--- WHAT YOU ARE ASKED TO DO ---
Look through the listing and locate every line containing the word "shown"; copy those lines.
[START OF TASK INPUT]
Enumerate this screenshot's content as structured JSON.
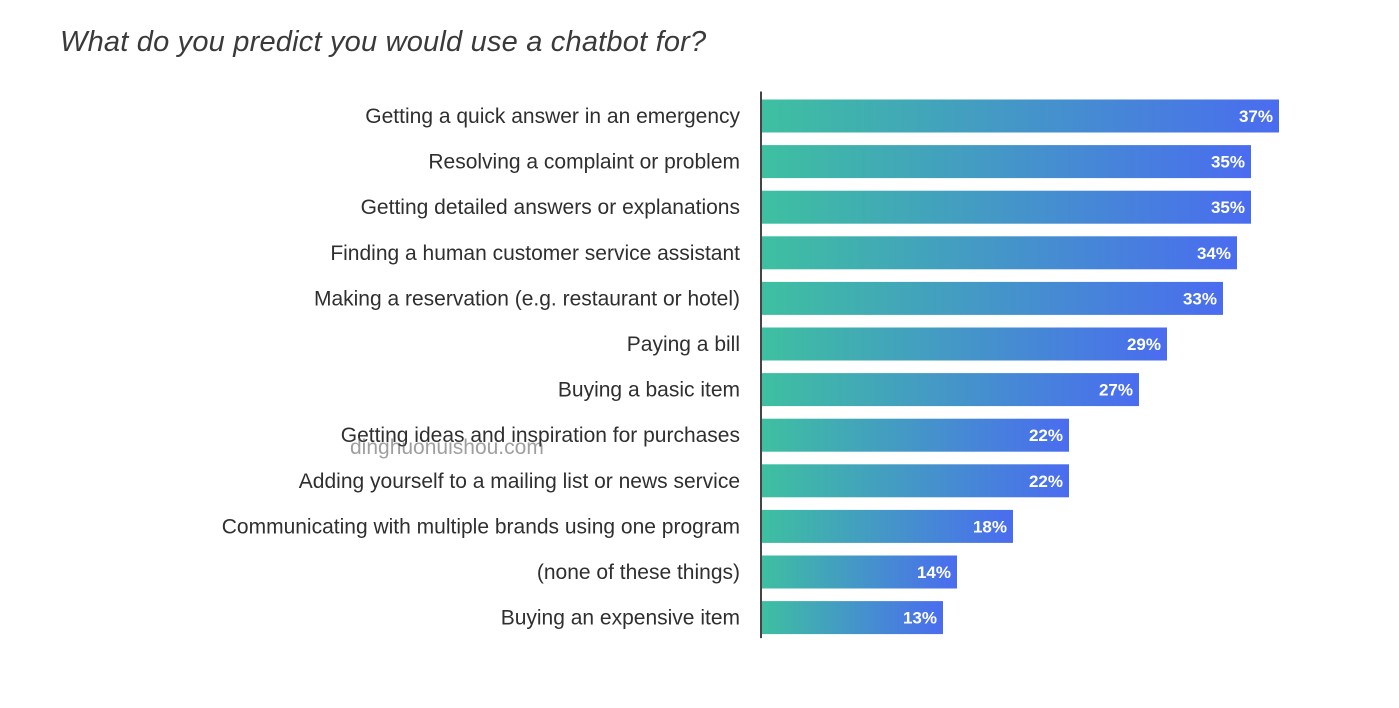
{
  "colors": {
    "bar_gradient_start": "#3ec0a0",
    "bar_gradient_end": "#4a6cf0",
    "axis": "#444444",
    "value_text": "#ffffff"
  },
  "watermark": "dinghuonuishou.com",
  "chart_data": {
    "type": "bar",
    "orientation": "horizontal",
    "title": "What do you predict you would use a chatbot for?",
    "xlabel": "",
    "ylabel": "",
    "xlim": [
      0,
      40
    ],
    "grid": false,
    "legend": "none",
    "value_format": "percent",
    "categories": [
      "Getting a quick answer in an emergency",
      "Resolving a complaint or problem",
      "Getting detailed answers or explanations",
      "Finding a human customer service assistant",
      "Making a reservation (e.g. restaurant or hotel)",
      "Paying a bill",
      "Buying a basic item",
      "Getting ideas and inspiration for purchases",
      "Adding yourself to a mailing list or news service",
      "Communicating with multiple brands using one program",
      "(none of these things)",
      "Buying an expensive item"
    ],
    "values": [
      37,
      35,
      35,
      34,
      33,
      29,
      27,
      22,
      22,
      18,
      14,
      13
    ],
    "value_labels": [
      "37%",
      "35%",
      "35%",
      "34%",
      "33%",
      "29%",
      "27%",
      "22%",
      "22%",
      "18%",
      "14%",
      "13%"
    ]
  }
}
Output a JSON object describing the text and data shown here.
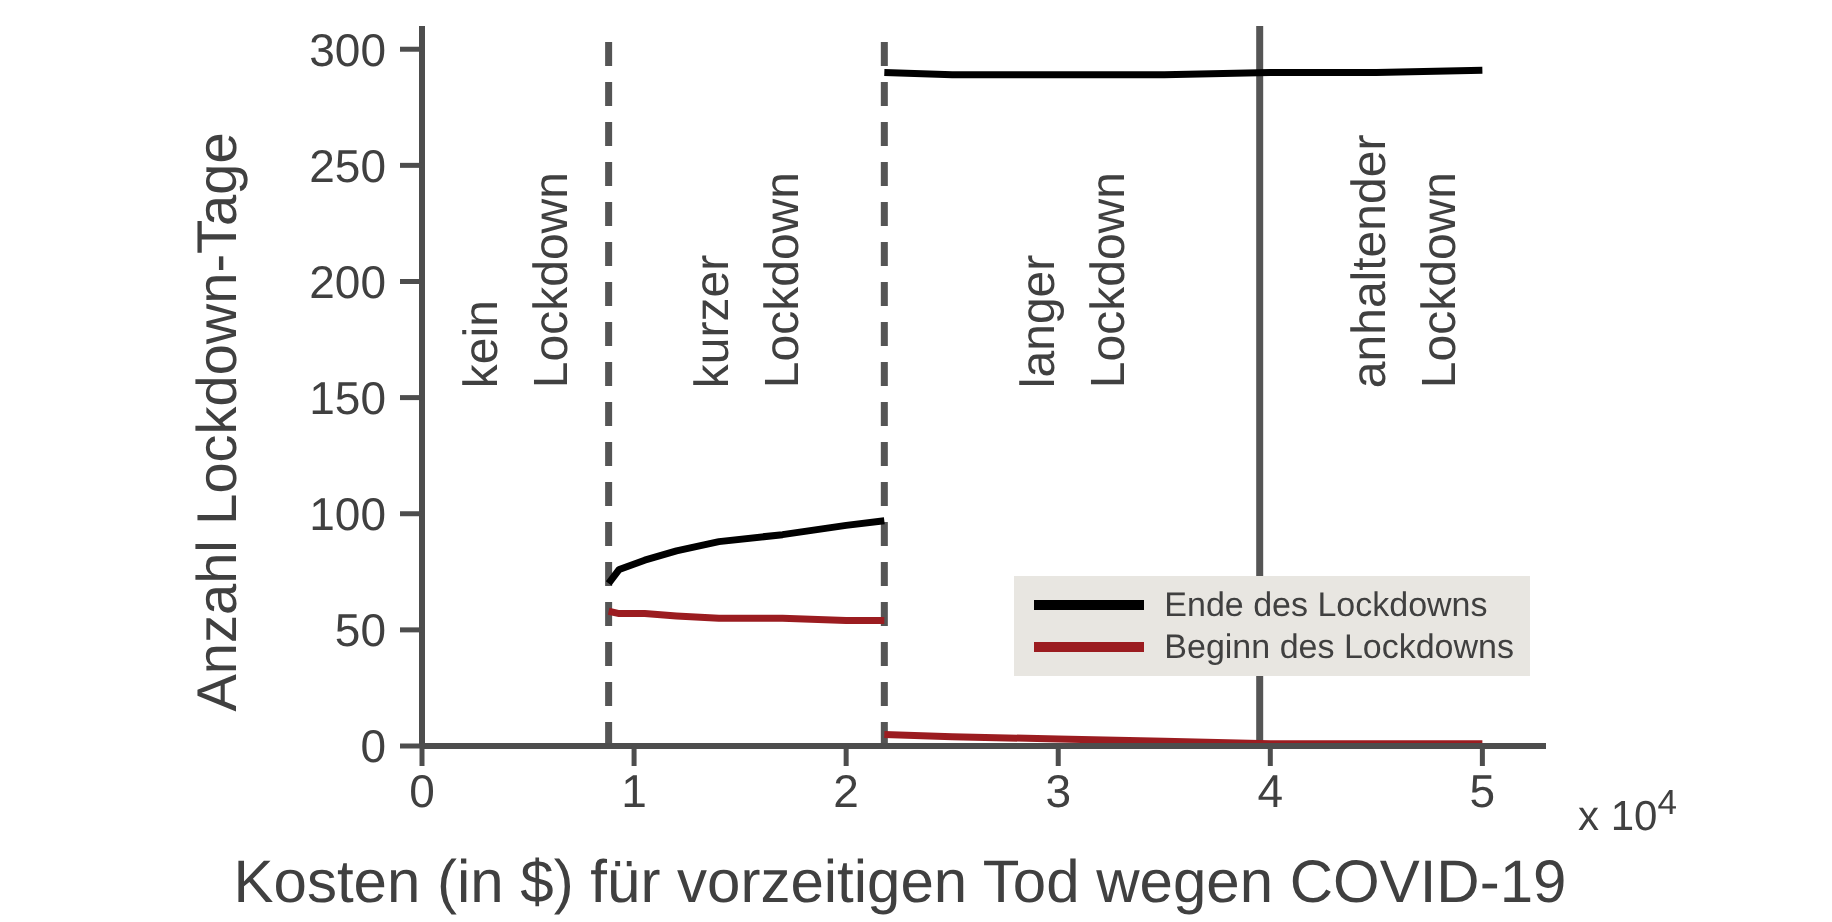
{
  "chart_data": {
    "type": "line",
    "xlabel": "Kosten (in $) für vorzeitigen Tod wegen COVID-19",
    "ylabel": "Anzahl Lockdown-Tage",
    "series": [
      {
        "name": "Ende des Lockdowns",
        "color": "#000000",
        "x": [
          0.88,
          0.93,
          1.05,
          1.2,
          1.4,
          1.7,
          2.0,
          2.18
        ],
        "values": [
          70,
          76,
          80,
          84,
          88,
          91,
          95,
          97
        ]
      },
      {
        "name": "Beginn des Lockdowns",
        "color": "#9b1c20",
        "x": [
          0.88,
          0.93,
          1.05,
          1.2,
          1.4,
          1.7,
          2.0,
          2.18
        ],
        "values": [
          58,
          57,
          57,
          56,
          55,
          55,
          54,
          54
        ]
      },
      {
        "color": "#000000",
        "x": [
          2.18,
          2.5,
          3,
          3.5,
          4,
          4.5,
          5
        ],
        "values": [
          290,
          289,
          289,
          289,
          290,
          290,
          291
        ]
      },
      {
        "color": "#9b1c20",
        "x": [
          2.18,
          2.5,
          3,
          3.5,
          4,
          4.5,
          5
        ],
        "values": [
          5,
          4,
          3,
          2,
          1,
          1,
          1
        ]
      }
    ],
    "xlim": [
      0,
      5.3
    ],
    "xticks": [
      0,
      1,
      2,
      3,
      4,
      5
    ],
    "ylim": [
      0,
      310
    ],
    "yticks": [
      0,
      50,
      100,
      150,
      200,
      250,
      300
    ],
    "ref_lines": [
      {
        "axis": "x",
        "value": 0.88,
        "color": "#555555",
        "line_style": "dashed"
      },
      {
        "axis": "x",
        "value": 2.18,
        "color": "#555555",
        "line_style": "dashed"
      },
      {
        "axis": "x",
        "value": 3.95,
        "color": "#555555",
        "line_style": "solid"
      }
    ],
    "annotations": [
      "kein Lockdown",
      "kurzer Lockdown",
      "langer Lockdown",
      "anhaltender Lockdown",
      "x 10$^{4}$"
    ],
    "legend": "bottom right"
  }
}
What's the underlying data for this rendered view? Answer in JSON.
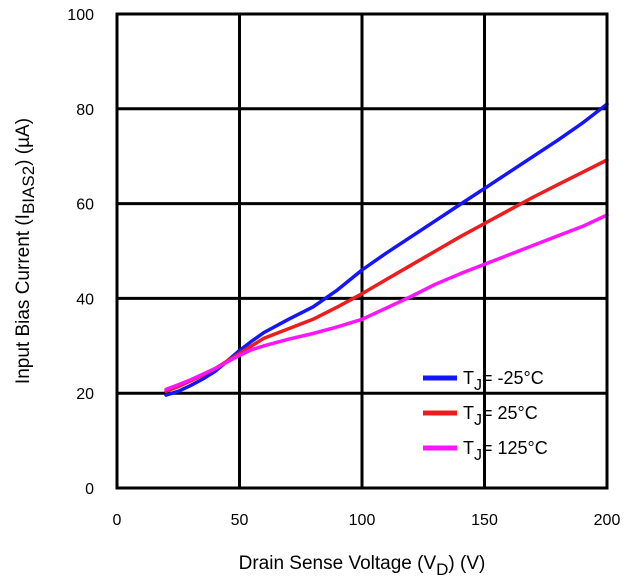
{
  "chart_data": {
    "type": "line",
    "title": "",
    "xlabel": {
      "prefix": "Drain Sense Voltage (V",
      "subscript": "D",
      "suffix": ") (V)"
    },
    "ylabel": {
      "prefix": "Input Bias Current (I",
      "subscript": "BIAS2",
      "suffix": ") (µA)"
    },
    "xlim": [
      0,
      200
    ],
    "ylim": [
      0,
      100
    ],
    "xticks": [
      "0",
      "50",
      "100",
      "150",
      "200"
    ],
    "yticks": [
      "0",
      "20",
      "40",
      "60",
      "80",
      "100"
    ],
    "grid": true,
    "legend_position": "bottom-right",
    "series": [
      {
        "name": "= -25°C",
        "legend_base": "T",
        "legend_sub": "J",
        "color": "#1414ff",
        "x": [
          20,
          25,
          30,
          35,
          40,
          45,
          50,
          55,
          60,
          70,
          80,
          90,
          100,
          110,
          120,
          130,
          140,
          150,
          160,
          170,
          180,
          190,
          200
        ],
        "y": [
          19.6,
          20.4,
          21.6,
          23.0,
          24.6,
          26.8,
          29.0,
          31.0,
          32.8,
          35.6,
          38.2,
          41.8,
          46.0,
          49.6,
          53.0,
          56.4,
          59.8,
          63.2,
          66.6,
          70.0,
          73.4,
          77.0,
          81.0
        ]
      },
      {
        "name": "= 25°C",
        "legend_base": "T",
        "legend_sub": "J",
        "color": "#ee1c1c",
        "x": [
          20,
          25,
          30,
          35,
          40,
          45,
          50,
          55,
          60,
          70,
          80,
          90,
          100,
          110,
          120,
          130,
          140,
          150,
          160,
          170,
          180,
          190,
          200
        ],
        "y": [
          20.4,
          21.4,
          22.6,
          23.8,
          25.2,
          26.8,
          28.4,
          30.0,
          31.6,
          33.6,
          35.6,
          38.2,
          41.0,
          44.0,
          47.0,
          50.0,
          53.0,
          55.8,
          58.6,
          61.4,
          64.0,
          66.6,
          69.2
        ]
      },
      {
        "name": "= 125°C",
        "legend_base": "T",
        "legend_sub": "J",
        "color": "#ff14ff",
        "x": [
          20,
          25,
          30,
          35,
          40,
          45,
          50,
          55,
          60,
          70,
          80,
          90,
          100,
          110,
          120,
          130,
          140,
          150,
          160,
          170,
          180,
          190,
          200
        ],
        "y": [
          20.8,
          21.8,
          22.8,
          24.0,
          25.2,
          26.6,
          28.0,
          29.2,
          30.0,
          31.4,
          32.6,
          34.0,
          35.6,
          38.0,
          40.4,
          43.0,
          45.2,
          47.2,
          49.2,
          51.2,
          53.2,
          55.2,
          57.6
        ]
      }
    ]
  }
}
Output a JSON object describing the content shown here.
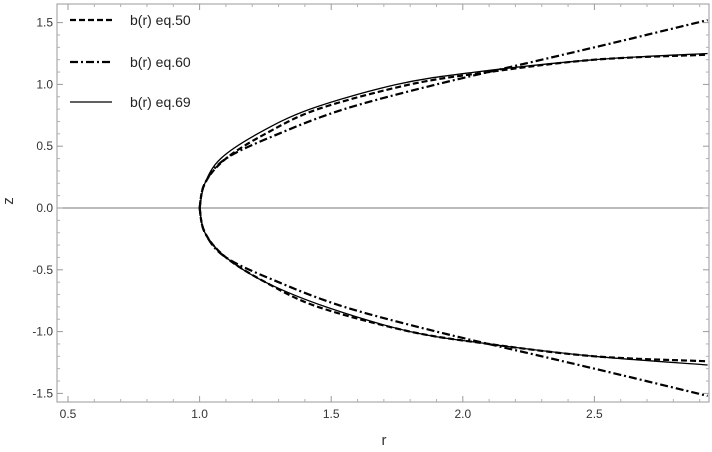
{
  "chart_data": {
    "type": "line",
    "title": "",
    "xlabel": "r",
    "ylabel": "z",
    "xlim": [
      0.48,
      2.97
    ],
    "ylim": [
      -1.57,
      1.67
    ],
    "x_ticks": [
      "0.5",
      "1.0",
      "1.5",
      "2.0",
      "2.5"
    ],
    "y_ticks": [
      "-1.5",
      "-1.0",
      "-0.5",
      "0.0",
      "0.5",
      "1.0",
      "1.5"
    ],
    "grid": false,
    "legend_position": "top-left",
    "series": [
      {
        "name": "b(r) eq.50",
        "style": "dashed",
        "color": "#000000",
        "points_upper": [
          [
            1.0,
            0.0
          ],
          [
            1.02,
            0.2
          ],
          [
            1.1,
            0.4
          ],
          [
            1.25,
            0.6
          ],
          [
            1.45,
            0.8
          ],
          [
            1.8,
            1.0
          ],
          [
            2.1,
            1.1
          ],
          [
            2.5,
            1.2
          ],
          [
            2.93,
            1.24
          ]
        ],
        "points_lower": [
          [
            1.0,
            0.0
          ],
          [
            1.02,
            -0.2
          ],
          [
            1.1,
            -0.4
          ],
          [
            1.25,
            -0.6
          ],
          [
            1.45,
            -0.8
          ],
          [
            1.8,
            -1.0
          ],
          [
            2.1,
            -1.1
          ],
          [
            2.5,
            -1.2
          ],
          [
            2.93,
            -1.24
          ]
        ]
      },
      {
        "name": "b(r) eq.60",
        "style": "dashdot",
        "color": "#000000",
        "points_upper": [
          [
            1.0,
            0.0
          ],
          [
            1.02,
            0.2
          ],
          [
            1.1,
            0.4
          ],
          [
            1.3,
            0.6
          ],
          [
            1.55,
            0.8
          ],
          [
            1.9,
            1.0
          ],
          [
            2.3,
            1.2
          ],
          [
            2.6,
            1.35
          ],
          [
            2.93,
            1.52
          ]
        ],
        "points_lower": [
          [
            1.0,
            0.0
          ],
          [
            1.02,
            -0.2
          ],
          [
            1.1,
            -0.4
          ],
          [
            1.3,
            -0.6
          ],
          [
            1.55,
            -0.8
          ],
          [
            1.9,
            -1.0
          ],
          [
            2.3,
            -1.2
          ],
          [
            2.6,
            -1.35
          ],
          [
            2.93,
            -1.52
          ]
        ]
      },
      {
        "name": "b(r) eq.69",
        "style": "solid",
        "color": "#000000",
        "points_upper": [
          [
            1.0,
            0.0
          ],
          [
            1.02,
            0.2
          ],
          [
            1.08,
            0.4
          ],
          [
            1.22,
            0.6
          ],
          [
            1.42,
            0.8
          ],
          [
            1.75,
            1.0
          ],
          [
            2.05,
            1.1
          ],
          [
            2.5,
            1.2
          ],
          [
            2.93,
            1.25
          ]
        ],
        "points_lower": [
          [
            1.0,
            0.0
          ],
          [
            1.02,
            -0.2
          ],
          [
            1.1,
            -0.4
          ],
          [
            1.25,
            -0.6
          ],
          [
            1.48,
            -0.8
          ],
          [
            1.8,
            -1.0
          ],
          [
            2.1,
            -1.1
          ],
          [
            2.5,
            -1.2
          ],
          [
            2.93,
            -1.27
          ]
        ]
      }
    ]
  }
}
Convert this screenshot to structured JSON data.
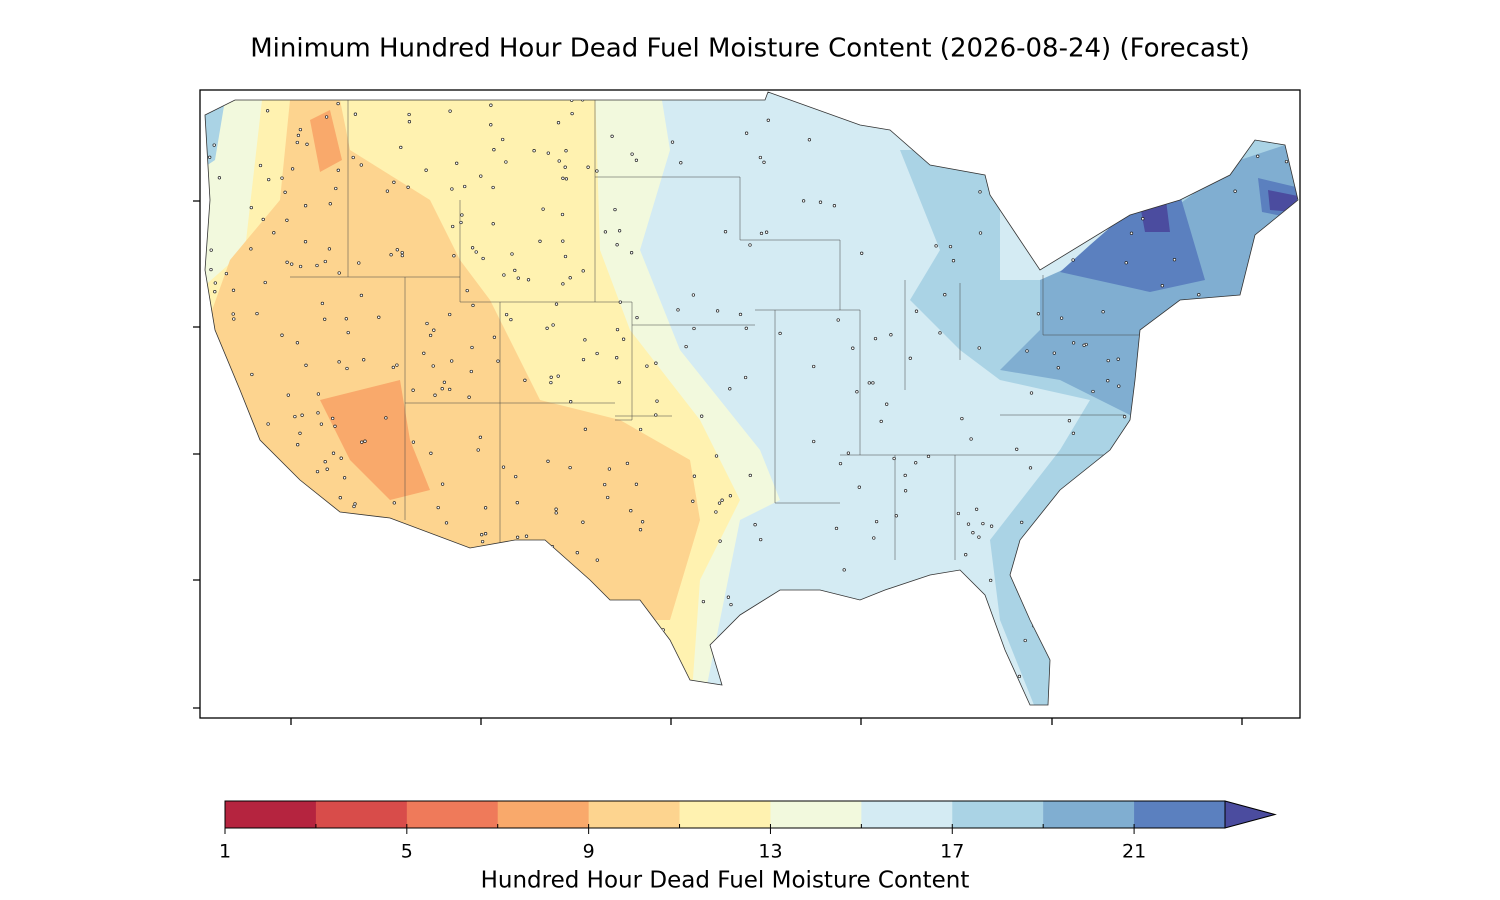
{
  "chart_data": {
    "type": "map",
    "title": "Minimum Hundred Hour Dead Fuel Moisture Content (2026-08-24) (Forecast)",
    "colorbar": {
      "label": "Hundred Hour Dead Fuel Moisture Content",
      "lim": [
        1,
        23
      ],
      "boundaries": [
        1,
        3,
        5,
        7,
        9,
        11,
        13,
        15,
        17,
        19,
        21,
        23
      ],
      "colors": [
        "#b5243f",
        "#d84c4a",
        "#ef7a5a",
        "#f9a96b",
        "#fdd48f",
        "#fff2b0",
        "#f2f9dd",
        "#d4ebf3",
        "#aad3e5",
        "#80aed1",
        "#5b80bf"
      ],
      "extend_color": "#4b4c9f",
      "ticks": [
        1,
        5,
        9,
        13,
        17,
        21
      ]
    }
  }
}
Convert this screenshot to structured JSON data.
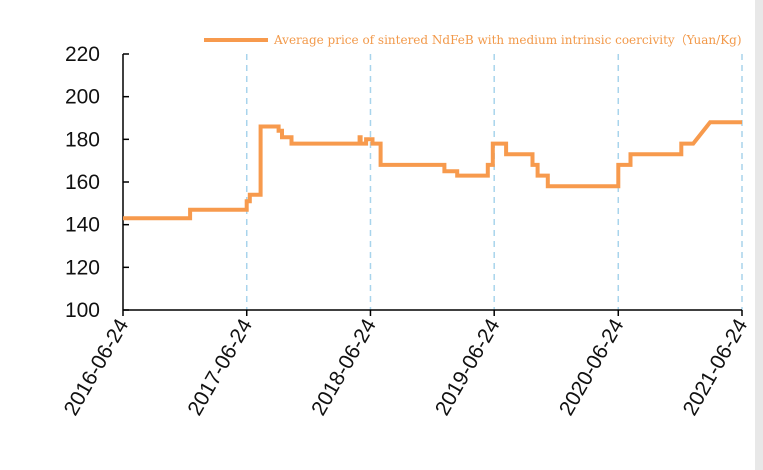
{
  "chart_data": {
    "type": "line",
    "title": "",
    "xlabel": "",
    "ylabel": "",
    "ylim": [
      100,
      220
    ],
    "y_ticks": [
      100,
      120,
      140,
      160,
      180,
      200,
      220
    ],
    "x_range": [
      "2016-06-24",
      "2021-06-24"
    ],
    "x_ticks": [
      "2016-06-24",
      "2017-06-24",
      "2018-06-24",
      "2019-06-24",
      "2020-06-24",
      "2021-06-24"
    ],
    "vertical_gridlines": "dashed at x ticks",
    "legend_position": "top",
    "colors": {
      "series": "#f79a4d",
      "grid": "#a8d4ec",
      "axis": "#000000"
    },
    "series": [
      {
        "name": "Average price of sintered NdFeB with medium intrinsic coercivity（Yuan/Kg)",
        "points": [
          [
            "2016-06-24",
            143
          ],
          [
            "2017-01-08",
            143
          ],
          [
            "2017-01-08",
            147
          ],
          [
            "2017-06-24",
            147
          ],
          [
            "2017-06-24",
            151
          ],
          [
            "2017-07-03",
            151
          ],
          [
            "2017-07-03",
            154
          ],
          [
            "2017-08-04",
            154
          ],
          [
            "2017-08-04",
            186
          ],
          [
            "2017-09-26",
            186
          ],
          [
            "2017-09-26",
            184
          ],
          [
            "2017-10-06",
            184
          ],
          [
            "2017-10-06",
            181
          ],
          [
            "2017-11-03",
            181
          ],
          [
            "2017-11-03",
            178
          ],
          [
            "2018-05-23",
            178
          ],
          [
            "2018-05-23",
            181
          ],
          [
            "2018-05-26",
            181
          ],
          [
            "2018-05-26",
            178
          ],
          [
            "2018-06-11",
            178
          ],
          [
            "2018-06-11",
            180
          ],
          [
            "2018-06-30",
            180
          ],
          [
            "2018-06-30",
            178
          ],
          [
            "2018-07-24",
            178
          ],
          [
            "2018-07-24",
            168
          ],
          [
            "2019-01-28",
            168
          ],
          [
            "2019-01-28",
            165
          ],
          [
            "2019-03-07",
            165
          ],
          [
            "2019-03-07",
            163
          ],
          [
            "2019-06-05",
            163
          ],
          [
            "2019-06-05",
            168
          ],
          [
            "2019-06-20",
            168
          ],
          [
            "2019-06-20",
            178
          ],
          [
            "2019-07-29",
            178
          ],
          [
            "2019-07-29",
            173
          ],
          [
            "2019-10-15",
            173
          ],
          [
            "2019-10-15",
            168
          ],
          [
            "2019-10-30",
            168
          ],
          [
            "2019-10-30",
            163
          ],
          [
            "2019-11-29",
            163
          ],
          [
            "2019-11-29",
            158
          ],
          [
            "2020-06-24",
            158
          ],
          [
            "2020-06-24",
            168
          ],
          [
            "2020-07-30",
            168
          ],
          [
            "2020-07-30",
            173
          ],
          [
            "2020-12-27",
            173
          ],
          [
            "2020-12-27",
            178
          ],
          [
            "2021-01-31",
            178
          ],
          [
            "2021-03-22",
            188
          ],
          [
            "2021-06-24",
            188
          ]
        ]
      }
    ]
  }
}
[END OF TASK INPUT]
--- SOLUTION TO THIS TASK ---
Output a JSON object describing the text and data shown here.
Output a JSON object describing the content shown here.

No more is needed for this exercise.